● **GOAL**: Reproduce the listing below word for word, with no pictures.

[Data extracted from a collection]
======

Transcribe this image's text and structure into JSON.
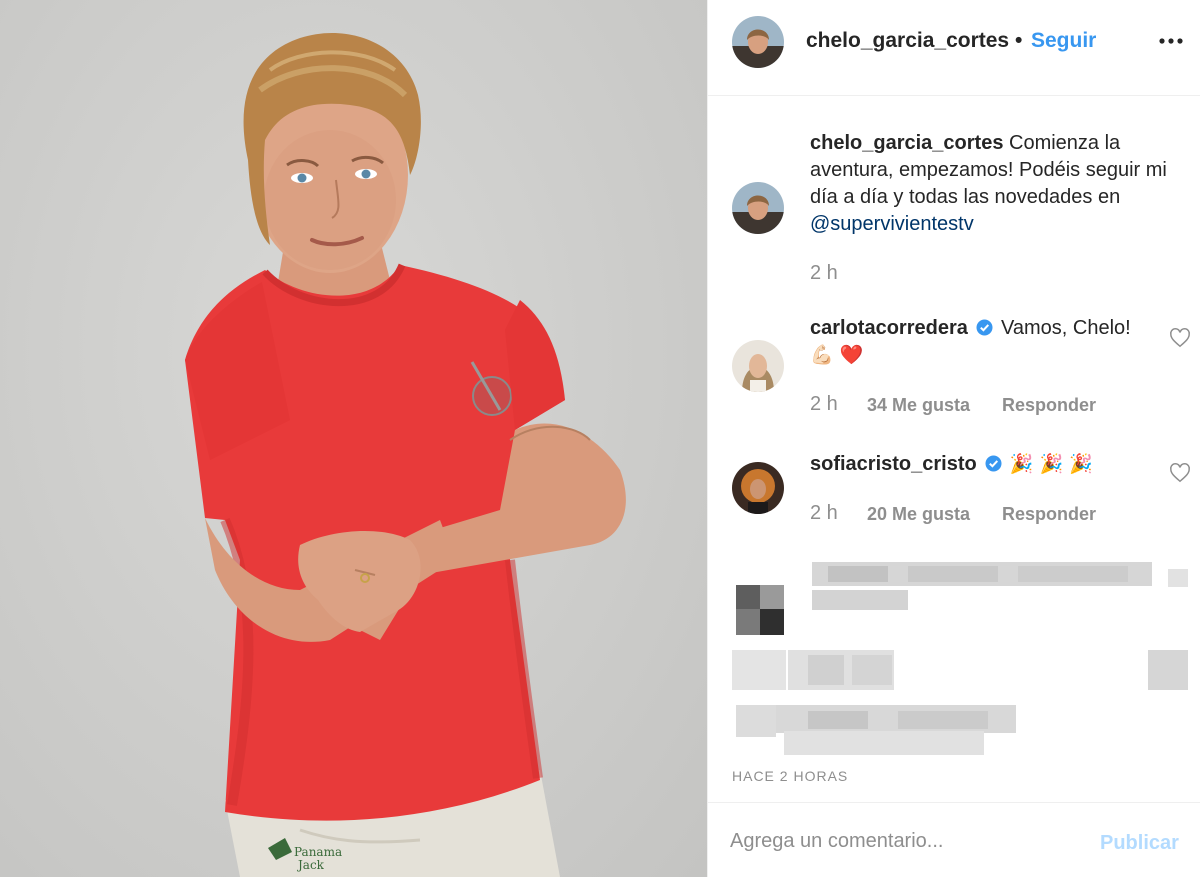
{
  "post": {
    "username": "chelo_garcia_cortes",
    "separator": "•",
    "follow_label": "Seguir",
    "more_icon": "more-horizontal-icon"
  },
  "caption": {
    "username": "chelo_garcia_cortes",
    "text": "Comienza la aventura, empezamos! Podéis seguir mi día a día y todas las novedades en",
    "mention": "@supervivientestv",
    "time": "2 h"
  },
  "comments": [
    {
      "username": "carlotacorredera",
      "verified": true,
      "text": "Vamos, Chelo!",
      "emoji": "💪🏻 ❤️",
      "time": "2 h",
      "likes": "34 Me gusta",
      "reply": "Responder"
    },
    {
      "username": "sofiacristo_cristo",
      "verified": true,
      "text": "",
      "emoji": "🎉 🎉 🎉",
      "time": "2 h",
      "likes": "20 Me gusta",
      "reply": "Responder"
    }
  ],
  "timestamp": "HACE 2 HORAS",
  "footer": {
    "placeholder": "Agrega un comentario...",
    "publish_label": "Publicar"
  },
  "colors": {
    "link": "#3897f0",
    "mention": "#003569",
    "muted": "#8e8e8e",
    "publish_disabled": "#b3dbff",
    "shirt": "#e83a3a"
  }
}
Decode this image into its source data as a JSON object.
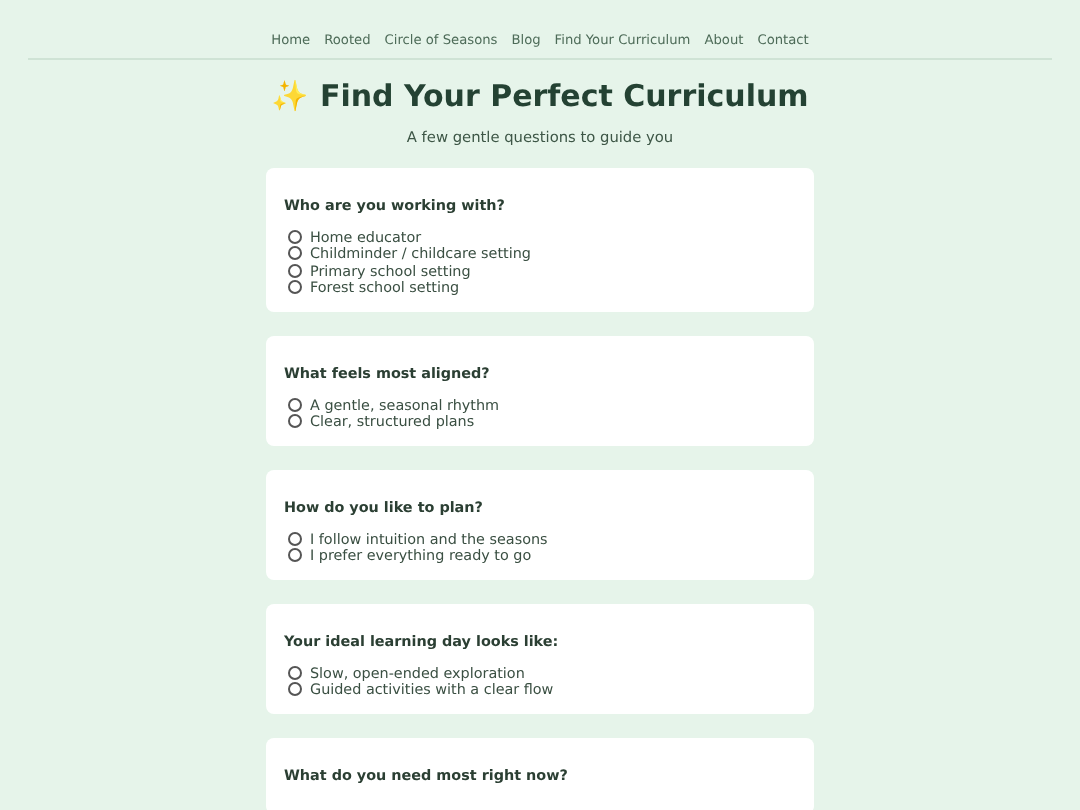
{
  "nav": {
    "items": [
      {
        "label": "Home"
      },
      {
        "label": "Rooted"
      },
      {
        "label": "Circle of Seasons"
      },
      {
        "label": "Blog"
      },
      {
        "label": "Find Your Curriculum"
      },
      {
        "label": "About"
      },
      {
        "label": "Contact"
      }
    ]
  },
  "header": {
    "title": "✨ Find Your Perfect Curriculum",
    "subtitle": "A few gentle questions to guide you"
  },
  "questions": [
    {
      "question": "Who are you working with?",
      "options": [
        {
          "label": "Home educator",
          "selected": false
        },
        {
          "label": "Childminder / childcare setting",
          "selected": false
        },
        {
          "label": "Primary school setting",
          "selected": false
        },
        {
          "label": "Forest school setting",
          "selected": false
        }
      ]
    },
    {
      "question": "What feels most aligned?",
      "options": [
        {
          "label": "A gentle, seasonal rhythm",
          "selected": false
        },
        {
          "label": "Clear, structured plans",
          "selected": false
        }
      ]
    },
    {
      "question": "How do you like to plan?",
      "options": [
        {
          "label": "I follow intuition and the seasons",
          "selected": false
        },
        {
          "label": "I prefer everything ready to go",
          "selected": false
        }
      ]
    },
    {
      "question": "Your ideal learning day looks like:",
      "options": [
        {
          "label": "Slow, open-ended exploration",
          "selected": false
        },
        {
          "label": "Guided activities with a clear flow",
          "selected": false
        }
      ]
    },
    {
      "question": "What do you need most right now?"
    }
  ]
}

======

● **FULL SOLUTION**:
Transcribe this image's text and structure into JSON.
{
  "post": {
    "username": "chelo_garcia_cortes",
    "separator": "•",
    "follow_label": "Seguir",
    "more_icon": "more-horizontal-icon"
  },
  "caption": {
    "username": "chelo_garcia_cortes",
    "text": "Comienza la aventura, empezamos! Podéis seguir mi día a día y todas las novedades en",
    "mention": "@supervivientestv",
    "time": "2 h"
  },
  "comments": [
    {
      "username": "carlotacorredera",
      "verified": true,
      "text": "Vamos, Chelo!",
      "emoji": "💪🏻 ❤️",
      "time": "2 h",
      "likes": "34 Me gusta",
      "reply": "Responder"
    },
    {
      "username": "sofiacristo_cristo",
      "verified": true,
      "text": "",
      "emoji": "🎉 🎉 🎉",
      "time": "2 h",
      "likes": "20 Me gusta",
      "reply": "Responder"
    }
  ],
  "timestamp": "HACE 2 HORAS",
  "footer": {
    "placeholder": "Agrega un comentario...",
    "publish_label": "Publicar"
  },
  "colors": {
    "link": "#3897f0",
    "mention": "#003569",
    "muted": "#8e8e8e",
    "publish_disabled": "#b3dbff",
    "shirt": "#e83a3a"
  }
}
Decode this image into its source data as a JSON object.
{
  "nav": {
    "items": [
      {
        "label": "Home"
      },
      {
        "label": "Rooted"
      },
      {
        "label": "Circle of Seasons"
      },
      {
        "label": "Blog"
      },
      {
        "label": "Find Your Curriculum"
      },
      {
        "label": "About"
      },
      {
        "label": "Contact"
      }
    ]
  },
  "header": {
    "title": "✨ Find Your Perfect Curriculum",
    "subtitle": "A few gentle questions to guide you"
  },
  "questions": [
    {
      "question": "Who are you working with?",
      "options": [
        {
          "label": "Home educator",
          "selected": false
        },
        {
          "label": "Childminder / childcare setting",
          "selected": false
        },
        {
          "label": "Primary school setting",
          "selected": false
        },
        {
          "label": "Forest school setting",
          "selected": false
        }
      ]
    },
    {
      "question": "What feels most aligned?",
      "options": [
        {
          "label": "A gentle, seasonal rhythm",
          "selected": false
        },
        {
          "label": "Clear, structured plans",
          "selected": false
        }
      ]
    },
    {
      "question": "How do you like to plan?",
      "options": [
        {
          "label": "I follow intuition and the seasons",
          "selected": false
        },
        {
          "label": "I prefer everything ready to go",
          "selected": false
        }
      ]
    },
    {
      "question": "Your ideal learning day looks like:",
      "options": [
        {
          "label": "Slow, open-ended exploration",
          "selected": false
        },
        {
          "label": "Guided activities with a clear flow",
          "selected": false
        }
      ]
    },
    {
      "question": "What do you need most right now?"
    }
  ]
}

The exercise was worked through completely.